Some records
------------------------

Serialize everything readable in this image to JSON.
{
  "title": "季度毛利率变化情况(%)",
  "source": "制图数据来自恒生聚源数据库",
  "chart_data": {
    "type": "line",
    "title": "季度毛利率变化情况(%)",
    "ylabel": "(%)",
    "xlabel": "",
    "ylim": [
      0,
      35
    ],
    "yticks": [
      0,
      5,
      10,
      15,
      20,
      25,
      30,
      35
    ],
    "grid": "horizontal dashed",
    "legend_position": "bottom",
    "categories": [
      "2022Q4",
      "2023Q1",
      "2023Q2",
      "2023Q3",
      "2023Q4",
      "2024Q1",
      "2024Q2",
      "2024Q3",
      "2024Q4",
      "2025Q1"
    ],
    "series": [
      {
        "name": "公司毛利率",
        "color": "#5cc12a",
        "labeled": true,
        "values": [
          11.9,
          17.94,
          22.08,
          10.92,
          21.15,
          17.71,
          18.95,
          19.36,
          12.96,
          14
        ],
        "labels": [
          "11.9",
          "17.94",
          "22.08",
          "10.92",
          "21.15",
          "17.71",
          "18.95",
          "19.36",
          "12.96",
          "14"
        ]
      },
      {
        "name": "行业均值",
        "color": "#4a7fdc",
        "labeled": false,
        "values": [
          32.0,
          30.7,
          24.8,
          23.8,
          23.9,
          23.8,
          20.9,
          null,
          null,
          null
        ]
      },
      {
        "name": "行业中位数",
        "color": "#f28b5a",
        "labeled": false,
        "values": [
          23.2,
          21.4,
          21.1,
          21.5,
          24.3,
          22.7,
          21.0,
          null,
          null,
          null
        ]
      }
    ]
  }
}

------------------------

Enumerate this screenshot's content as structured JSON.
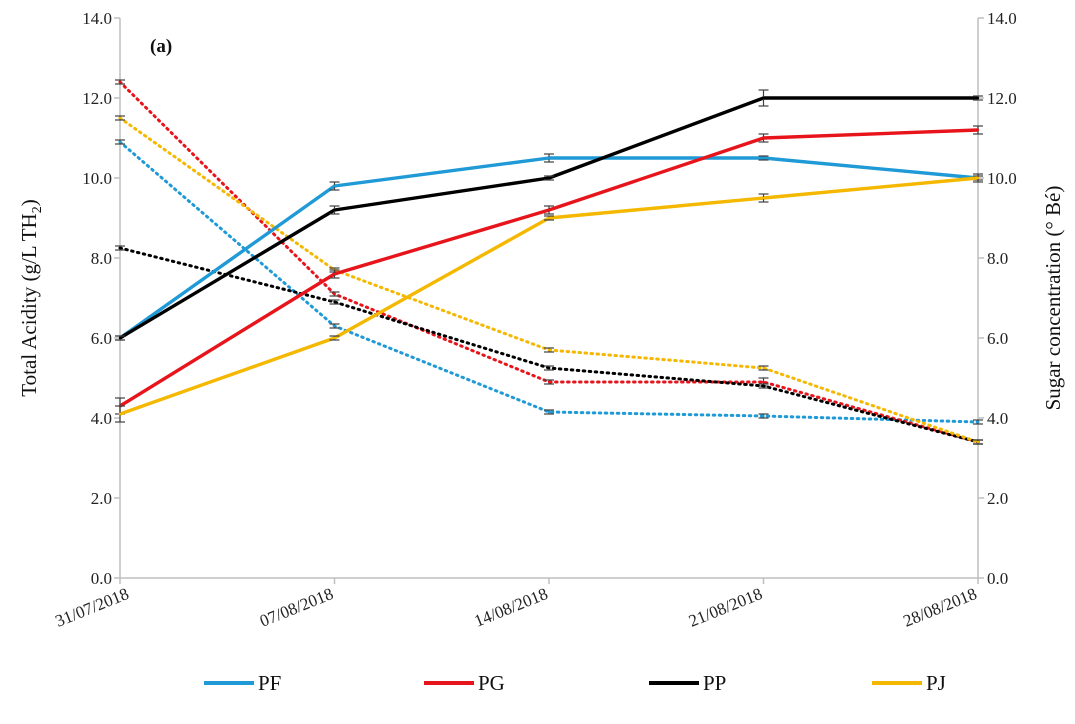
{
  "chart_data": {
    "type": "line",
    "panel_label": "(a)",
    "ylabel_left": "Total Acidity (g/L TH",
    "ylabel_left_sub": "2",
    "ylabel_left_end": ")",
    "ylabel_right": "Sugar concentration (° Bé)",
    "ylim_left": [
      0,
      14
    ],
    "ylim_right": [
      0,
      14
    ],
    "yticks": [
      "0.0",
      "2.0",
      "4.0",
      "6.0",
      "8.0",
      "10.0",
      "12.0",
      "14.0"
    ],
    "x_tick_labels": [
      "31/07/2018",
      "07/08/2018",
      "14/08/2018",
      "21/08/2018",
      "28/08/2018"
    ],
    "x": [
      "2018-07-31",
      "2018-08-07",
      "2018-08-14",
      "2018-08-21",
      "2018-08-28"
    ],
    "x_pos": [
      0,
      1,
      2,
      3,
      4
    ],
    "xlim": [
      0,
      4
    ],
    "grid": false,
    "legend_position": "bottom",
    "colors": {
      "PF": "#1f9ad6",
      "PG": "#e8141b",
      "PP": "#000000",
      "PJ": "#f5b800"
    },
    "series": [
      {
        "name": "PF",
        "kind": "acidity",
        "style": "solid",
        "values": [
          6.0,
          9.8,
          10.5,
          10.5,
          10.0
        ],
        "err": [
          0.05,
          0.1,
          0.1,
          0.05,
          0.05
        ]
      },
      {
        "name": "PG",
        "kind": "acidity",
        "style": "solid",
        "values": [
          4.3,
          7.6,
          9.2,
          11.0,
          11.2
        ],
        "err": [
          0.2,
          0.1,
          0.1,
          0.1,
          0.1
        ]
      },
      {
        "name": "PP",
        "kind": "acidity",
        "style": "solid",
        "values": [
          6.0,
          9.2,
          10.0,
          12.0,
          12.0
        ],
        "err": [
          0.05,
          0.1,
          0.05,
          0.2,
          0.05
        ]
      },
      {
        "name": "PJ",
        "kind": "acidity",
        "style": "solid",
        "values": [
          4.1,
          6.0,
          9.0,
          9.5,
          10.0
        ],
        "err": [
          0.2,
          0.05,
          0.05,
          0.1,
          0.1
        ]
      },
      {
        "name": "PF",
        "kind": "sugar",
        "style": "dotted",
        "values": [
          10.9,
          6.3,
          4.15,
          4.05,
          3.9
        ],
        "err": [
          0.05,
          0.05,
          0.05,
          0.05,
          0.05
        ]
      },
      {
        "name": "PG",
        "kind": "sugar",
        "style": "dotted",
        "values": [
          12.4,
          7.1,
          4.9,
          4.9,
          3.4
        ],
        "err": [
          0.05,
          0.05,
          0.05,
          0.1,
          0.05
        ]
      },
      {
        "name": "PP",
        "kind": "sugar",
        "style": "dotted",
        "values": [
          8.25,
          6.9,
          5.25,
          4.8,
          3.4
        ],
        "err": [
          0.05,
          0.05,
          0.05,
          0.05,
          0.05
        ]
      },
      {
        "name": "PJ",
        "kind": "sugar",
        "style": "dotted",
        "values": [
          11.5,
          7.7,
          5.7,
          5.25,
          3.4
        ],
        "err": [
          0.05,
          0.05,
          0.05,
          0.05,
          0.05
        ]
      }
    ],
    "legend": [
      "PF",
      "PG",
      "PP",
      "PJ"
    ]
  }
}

------------------------

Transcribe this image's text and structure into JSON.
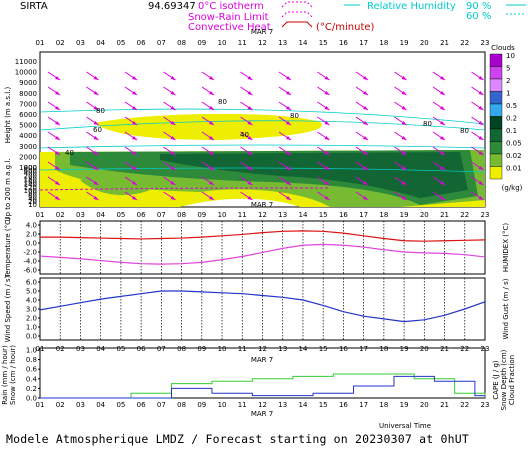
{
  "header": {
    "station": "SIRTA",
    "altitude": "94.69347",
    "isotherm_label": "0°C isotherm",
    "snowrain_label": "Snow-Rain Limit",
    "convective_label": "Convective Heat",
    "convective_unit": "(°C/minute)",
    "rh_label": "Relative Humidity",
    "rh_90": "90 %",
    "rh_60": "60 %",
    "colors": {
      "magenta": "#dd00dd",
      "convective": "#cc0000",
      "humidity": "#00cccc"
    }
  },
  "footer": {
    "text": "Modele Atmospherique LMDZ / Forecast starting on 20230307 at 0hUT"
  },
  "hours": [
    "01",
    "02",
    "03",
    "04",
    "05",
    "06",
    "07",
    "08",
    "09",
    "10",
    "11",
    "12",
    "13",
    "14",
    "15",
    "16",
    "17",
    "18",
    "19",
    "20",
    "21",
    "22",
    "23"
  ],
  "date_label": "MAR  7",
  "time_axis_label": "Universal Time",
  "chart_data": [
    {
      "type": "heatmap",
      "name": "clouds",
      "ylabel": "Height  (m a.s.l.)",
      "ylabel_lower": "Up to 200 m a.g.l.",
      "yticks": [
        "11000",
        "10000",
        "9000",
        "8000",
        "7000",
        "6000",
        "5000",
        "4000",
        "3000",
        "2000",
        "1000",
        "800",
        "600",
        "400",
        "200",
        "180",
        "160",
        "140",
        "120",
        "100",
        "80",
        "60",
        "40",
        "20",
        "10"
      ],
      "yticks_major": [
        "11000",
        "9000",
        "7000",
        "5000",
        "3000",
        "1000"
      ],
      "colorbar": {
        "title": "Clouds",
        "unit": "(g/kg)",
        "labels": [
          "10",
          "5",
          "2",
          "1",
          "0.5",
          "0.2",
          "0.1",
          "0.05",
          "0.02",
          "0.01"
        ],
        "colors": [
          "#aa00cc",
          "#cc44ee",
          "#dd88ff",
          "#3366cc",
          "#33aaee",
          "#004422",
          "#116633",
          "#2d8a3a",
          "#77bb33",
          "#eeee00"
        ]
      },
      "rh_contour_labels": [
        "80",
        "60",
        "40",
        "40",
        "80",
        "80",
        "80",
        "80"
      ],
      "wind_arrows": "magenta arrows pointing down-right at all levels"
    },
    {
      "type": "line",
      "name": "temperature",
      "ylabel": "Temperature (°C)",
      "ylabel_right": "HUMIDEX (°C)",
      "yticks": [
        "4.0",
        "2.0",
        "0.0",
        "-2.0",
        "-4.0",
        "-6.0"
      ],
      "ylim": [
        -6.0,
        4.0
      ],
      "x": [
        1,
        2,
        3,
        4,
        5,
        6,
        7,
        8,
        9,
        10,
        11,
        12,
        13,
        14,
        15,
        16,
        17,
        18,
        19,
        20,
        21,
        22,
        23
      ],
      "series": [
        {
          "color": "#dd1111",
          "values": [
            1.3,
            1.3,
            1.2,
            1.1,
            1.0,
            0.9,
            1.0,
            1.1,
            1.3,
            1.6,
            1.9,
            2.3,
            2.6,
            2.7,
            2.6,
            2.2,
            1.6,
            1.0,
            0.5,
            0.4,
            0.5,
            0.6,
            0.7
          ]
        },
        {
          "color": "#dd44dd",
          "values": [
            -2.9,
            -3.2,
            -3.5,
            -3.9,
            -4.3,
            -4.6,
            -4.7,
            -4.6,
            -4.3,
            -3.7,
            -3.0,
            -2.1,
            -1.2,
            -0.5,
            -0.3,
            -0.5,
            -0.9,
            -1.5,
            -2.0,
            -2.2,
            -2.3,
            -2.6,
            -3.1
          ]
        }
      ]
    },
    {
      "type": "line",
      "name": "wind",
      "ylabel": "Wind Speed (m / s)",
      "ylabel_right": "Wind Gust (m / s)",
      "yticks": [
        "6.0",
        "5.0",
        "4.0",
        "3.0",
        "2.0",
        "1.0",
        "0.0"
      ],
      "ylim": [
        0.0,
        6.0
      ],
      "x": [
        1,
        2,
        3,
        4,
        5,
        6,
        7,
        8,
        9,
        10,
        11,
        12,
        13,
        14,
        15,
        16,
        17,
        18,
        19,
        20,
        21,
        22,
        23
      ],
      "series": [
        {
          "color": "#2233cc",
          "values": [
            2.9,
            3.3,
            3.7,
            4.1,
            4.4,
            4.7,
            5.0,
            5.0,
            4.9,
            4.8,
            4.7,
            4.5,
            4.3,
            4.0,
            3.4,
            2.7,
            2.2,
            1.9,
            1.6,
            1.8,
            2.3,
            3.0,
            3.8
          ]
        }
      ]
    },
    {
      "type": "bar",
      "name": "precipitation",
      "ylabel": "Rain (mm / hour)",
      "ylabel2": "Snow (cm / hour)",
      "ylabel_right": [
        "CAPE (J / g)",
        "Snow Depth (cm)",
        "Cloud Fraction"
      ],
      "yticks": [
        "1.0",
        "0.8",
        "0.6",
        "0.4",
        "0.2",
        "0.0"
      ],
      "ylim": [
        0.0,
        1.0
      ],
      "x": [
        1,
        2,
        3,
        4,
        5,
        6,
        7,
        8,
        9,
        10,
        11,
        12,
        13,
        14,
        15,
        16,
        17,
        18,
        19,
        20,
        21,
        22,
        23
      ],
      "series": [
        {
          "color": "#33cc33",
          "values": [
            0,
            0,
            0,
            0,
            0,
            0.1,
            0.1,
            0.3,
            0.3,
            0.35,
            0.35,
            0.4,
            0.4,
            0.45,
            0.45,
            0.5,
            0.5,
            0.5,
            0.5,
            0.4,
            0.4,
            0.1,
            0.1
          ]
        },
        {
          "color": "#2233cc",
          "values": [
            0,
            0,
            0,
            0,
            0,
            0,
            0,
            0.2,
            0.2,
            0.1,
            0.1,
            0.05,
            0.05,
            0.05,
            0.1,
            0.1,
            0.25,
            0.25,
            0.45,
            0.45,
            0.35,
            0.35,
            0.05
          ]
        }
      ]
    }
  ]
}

------------------------

Copy out every line in the entries above that holds "title".

■ RESULT OF THE TASK ■
  "title": "季度毛利率变化情况(%)",
    "title": "季度毛利率变化情况(%)",
        "title": "Clouds",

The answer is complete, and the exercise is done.